Your task is to reproduce exactly the lines from the line with "Decode this image" through the end of the records below.

** Start Data lines **

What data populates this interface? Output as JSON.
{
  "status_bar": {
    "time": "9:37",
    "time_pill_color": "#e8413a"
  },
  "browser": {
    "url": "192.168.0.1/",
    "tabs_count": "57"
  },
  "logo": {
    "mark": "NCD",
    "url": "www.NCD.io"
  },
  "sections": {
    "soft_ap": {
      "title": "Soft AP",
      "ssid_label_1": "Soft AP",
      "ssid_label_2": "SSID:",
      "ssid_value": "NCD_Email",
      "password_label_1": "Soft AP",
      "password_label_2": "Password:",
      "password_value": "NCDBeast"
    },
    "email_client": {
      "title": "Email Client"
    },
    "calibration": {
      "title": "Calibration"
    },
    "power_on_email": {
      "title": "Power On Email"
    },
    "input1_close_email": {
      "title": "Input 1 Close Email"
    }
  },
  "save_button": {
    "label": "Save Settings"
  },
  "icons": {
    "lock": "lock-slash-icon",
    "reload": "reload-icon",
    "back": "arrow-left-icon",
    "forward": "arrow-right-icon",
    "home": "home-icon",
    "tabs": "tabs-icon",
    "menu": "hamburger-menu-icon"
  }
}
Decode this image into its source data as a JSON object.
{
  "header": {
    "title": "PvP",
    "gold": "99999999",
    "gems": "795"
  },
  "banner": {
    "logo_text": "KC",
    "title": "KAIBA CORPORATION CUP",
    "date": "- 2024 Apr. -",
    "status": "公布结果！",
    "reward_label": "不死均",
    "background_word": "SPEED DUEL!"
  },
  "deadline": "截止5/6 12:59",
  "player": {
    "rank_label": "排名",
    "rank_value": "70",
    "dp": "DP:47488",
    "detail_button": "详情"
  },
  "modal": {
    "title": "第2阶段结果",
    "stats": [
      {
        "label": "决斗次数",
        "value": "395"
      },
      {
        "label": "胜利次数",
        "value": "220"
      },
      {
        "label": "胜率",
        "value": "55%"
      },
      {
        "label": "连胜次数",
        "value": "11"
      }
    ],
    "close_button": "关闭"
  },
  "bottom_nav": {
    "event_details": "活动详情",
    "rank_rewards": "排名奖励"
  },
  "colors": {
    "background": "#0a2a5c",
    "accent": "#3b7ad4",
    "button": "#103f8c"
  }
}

** End Data lines **

> The answer:
Decode this image into its source data as a JSON object.
{
  "header": {
    "title": "PvP",
    "gold": "99999999",
    "gems": "795"
  },
  "banner": {
    "logo_text": "KC",
    "title": "KAIBA CORPORATION CUP",
    "date": "- 2024 Apr. -",
    "status": "公布结果！",
    "reward_label": "不死均",
    "background_word": "SPEED DUEL!"
  },
  "deadline": "截止5/6 12:59",
  "player": {
    "rank_label": "排名",
    "rank_value": "70",
    "dp": "DP:47488",
    "detail_button": "详情"
  },
  "modal": {
    "title": "第2阶段结果",
    "stats": [
      {
        "label": "决斗次数",
        "value": "395"
      },
      {
        "label": "胜利次数",
        "value": "220"
      },
      {
        "label": "胜率",
        "value": "55%"
      },
      {
        "label": "连胜次数",
        "value": "11"
      }
    ],
    "close_button": "关闭"
  },
  "bottom_nav": {
    "event_details": "活动详情",
    "rank_rewards": "排名奖励"
  },
  "colors": {
    "background": "#0a2a5c",
    "accent": "#3b7ad4",
    "button": "#103f8c"
  }
}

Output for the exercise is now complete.